__Your task__
Examine each line of the data. Copy those that contain the string "this".
+++++
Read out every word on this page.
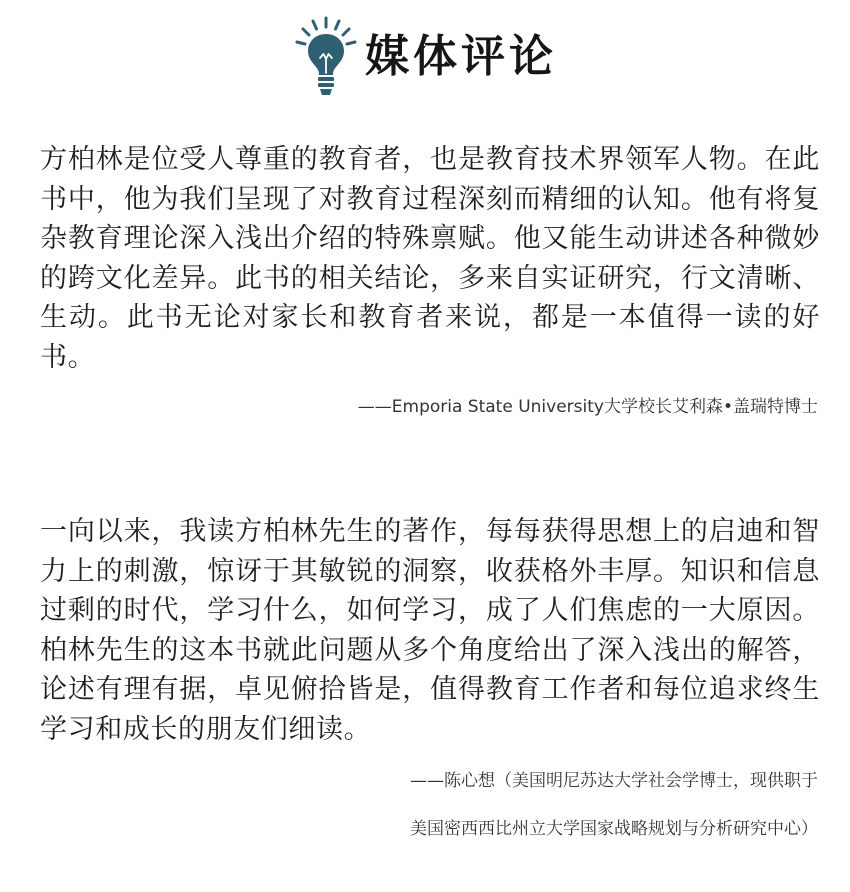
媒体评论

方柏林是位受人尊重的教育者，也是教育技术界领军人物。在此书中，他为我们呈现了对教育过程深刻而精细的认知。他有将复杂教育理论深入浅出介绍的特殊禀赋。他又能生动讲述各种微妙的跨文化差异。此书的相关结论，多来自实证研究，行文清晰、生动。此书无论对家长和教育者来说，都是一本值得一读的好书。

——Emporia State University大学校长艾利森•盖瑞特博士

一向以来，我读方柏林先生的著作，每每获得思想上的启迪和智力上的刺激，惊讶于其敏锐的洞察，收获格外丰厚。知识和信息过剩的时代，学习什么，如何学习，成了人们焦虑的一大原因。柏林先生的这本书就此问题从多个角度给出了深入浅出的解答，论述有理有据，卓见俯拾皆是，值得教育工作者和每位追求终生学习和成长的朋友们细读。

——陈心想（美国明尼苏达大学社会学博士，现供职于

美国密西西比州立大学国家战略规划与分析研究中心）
+++++
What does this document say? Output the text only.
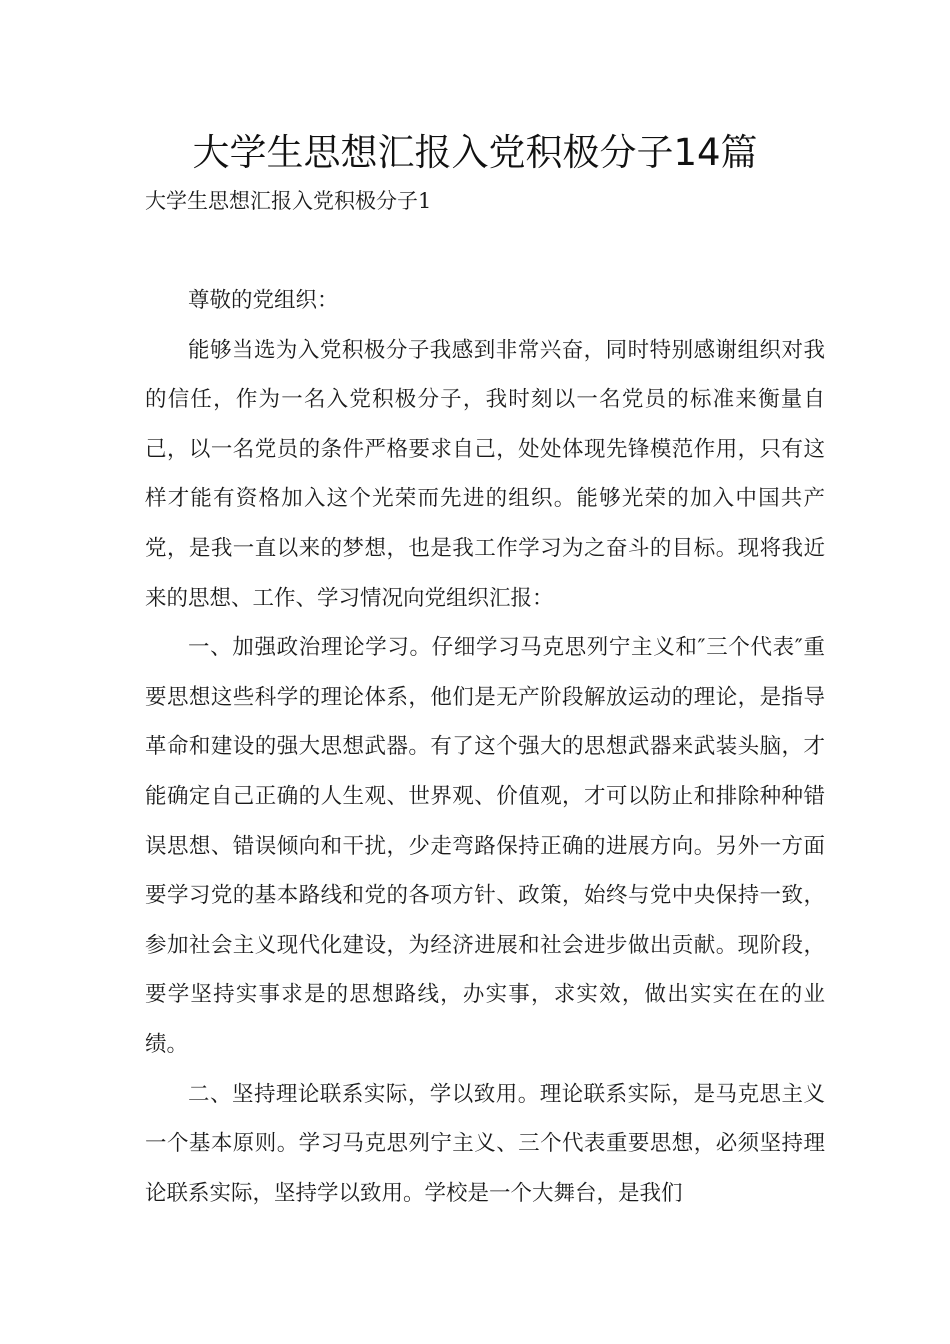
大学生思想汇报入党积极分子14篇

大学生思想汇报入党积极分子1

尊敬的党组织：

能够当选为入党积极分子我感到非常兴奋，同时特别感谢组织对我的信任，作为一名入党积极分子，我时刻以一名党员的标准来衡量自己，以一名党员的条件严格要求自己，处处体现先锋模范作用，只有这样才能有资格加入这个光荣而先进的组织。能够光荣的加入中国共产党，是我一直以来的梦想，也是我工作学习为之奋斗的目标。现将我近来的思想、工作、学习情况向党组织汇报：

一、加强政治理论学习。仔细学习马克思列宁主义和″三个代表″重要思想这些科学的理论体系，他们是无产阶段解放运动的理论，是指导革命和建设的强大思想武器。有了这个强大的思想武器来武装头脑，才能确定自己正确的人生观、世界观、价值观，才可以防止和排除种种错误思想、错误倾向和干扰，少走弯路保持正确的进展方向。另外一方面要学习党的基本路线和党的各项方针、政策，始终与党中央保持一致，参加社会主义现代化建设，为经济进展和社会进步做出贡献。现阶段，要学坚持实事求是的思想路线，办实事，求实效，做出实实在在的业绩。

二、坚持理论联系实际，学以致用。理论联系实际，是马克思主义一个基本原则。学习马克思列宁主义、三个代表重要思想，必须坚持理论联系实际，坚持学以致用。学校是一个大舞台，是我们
+++++
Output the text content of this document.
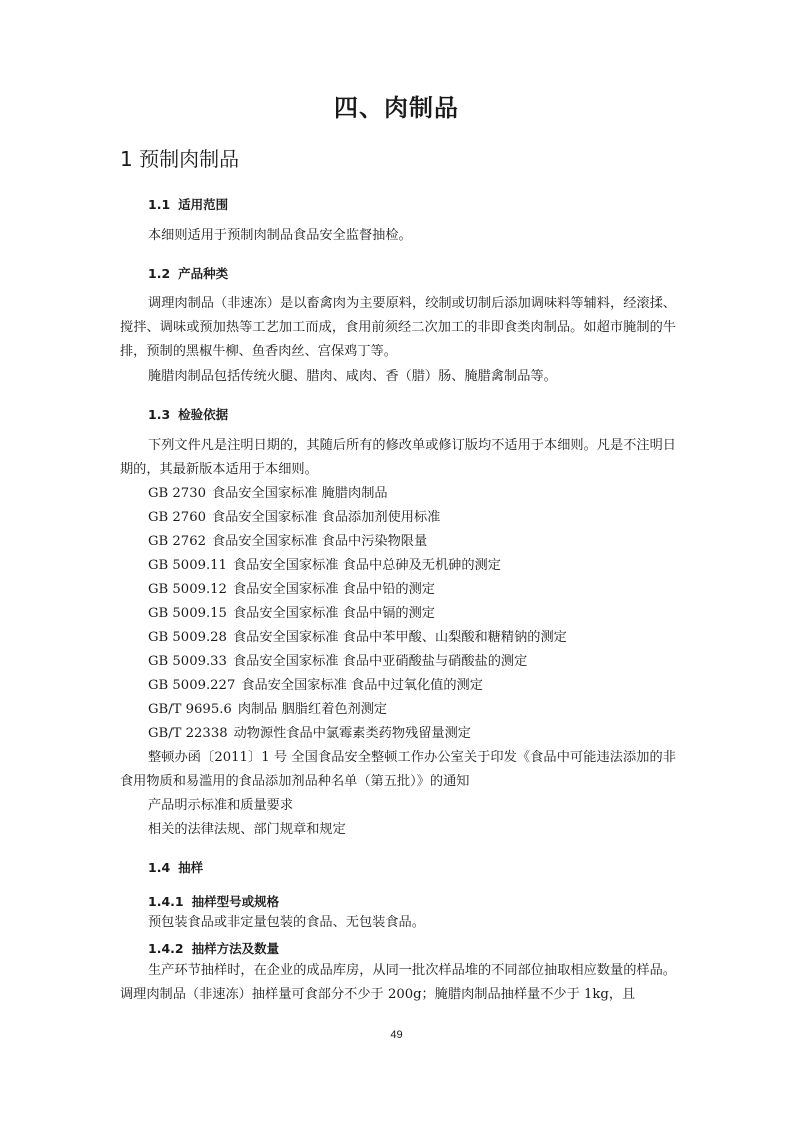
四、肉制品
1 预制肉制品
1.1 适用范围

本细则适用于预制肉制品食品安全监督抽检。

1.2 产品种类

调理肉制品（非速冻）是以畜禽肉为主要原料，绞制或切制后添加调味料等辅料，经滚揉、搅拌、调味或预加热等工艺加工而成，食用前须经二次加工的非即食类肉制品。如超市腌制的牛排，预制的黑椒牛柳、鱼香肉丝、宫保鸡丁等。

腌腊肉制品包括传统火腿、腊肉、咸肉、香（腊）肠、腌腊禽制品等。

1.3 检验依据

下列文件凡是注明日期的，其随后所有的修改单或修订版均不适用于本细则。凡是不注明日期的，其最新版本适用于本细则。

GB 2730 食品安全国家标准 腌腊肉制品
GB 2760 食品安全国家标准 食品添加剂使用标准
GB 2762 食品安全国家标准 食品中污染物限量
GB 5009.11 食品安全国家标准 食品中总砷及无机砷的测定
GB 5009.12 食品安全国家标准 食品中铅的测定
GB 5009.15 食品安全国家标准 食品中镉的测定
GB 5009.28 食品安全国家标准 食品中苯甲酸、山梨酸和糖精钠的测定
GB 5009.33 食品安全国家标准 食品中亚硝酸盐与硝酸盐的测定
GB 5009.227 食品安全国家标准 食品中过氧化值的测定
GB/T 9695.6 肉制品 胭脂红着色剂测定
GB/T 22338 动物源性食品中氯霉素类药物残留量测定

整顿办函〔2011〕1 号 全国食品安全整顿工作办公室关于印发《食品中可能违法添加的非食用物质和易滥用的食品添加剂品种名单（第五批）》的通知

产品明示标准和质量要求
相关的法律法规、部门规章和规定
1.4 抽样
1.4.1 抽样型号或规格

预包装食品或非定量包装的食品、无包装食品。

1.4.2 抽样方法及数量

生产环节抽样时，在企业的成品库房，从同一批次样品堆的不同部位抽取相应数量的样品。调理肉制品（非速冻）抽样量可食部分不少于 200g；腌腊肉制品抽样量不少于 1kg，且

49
+++++
__Worked answer__
Read out every word on this page.
What does this document say? Output the text only.
Output the text content of this document.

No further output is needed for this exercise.